What is being asked: Pictures should be excluded; otherwise, copy every entry exactly.

Begin Input material

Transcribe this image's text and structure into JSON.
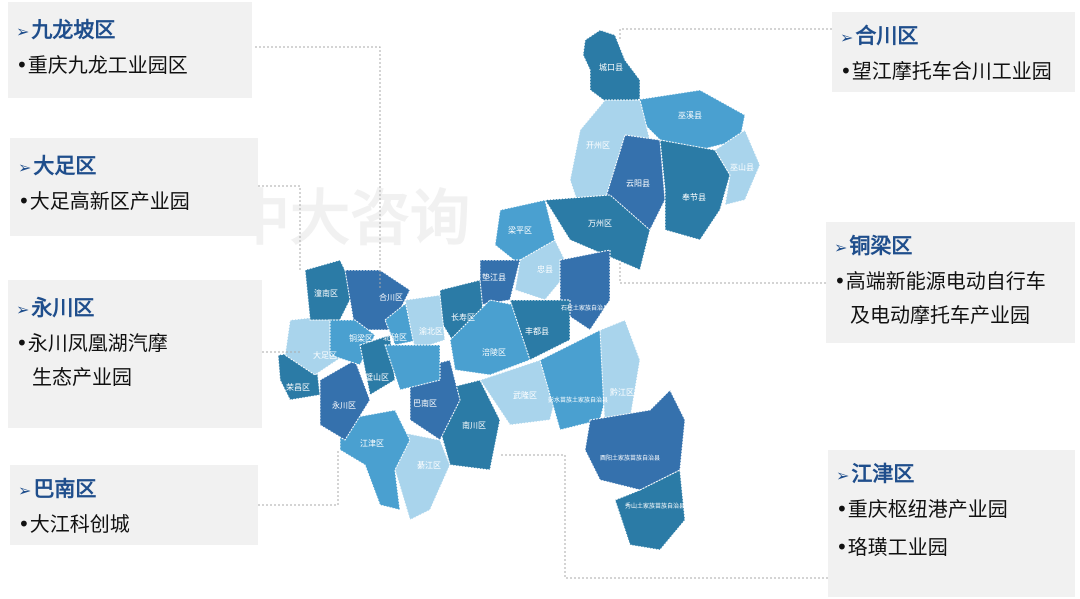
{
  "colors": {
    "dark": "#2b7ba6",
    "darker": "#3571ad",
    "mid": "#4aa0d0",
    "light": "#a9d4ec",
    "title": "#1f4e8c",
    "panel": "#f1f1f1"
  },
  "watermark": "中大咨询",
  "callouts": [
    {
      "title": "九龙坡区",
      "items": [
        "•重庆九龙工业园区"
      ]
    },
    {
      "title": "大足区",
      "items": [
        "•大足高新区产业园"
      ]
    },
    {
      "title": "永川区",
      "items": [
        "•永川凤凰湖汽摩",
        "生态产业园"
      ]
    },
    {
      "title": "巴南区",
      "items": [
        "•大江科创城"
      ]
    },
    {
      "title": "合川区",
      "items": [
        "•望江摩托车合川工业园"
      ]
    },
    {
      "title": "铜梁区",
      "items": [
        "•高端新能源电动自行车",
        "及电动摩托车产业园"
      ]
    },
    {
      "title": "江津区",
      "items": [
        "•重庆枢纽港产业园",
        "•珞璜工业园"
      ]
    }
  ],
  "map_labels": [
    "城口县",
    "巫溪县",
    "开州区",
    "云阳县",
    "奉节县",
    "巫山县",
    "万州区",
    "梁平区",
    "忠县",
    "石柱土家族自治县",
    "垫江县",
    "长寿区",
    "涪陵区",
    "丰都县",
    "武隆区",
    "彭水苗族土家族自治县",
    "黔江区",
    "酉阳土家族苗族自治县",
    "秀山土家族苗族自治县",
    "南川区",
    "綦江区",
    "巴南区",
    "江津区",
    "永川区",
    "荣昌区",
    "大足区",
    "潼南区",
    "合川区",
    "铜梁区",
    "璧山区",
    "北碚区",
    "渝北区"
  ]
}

End Input material

Reply to the exercise:
Transcribe this image's text and structure into JSON.
{
  "colors": {
    "dark": "#2b7ba6",
    "darker": "#3571ad",
    "mid": "#4aa0d0",
    "light": "#a9d4ec",
    "title": "#1f4e8c",
    "panel": "#f1f1f1"
  },
  "watermark": "中大咨询",
  "callouts": [
    {
      "title": "九龙坡区",
      "items": [
        "•重庆九龙工业园区"
      ]
    },
    {
      "title": "大足区",
      "items": [
        "•大足高新区产业园"
      ]
    },
    {
      "title": "永川区",
      "items": [
        "•永川凤凰湖汽摩",
        "生态产业园"
      ]
    },
    {
      "title": "巴南区",
      "items": [
        "•大江科创城"
      ]
    },
    {
      "title": "合川区",
      "items": [
        "•望江摩托车合川工业园"
      ]
    },
    {
      "title": "铜梁区",
      "items": [
        "•高端新能源电动自行车",
        "及电动摩托车产业园"
      ]
    },
    {
      "title": "江津区",
      "items": [
        "•重庆枢纽港产业园",
        "•珞璜工业园"
      ]
    }
  ],
  "map_labels": [
    "城口县",
    "巫溪县",
    "开州区",
    "云阳县",
    "奉节县",
    "巫山县",
    "万州区",
    "梁平区",
    "忠县",
    "石柱土家族自治县",
    "垫江县",
    "长寿区",
    "涪陵区",
    "丰都县",
    "武隆区",
    "彭水苗族土家族自治县",
    "黔江区",
    "酉阳土家族苗族自治县",
    "秀山土家族苗族自治县",
    "南川区",
    "綦江区",
    "巴南区",
    "江津区",
    "永川区",
    "荣昌区",
    "大足区",
    "潼南区",
    "合川区",
    "铜梁区",
    "璧山区",
    "北碚区",
    "渝北区"
  ]
}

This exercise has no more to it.